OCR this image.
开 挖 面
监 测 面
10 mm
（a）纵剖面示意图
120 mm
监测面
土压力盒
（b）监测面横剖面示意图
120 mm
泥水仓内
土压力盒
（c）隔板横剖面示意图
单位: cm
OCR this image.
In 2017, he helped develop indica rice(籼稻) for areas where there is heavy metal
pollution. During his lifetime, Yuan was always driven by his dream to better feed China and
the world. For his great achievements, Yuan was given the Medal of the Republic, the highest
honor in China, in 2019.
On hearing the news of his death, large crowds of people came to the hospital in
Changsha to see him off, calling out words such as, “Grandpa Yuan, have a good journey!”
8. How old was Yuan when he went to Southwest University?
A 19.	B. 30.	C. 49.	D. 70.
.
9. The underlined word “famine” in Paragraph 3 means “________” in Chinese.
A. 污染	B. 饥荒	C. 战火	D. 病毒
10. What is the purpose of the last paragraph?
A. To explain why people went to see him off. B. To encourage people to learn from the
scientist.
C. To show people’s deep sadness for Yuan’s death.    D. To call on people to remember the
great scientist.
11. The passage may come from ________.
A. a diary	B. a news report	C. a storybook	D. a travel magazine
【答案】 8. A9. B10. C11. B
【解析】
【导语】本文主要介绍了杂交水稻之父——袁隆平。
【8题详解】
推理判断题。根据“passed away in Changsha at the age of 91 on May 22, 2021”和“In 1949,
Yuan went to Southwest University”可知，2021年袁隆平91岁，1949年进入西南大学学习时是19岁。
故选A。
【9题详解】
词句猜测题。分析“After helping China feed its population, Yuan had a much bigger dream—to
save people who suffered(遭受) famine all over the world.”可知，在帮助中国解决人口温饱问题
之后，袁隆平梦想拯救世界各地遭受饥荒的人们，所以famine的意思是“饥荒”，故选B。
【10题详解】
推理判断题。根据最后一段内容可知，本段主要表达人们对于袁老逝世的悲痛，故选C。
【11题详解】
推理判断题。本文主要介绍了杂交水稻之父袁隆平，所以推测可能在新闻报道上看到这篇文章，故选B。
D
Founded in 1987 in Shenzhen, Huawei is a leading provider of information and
*-*-*
_TASK PROMPT:_ Reproduce the listing in full. Keep it exactly as written.

_IN RESPONSE:_
OCR this image.
开 挖 面
监 测 面
10 mm
（a）纵剖面示意图
120 mm
监测面
土压力盒
（b）监测面横剖面示意图
120 mm
泥水仓内
土压力盒
（c）隔板横剖面示意图
单位: cm
OCR this image.
In 2017, he helped develop indica rice(籼稻) for areas where there is heavy metal
pollution. During his lifetime, Yuan was always driven by his dream to better feed China and
the world. For his great achievements, Yuan was given the Medal of the Republic, the highest
honor in China, in 2019.
On hearing the news of his death, large crowds of people came to the hospital in
Changsha to see him off, calling out words such as, “Grandpa Yuan, have a good journey!”
8. How old was Yuan when he went to Southwest University?
A 19.	B. 30.	C. 49.	D. 70.
.
9. The underlined word “famine” in Paragraph 3 means “________” in Chinese.
A. 污染	B. 饥荒	C. 战火	D. 病毒
10. What is the purpose of the last paragraph?
A. To explain why people went to see him off. B. To encourage people to learn from the
scientist.
C. To show people’s deep sadness for Yuan’s death.    D. To call on people to remember the
great scientist.
11. The passage may come from ________.
A. a diary	B. a news report	C. a storybook	D. a travel magazine
【答案】 8. A9. B10. C11. B
【解析】
【导语】本文主要介绍了杂交水稻之父——袁隆平。
【8题详解】
推理判断题。根据“passed away in Changsha at the age of 91 on May 22, 2021”和“In 1949,
Yuan went to Southwest University”可知，2021年袁隆平91岁，1949年进入西南大学学习时是19岁。
故选A。
【9题详解】
词句猜测题。分析“After helping China feed its population, Yuan had a much bigger dream—to
save people who suffered(遭受) famine all over the world.”可知，在帮助中国解决人口温饱问题
之后，袁隆平梦想拯救世界各地遭受饥荒的人们，所以famine的意思是“饥荒”，故选B。
【10题详解】
推理判断题。根据最后一段内容可知，本段主要表达人们对于袁老逝世的悲痛，故选C。
【11题详解】
推理判断题。本文主要介绍了杂交水稻之父袁隆平，所以推测可能在新闻报道上看到这篇文章，故选B。
D
Founded in 1987 in Shenzhen, Huawei is a leading provider of information and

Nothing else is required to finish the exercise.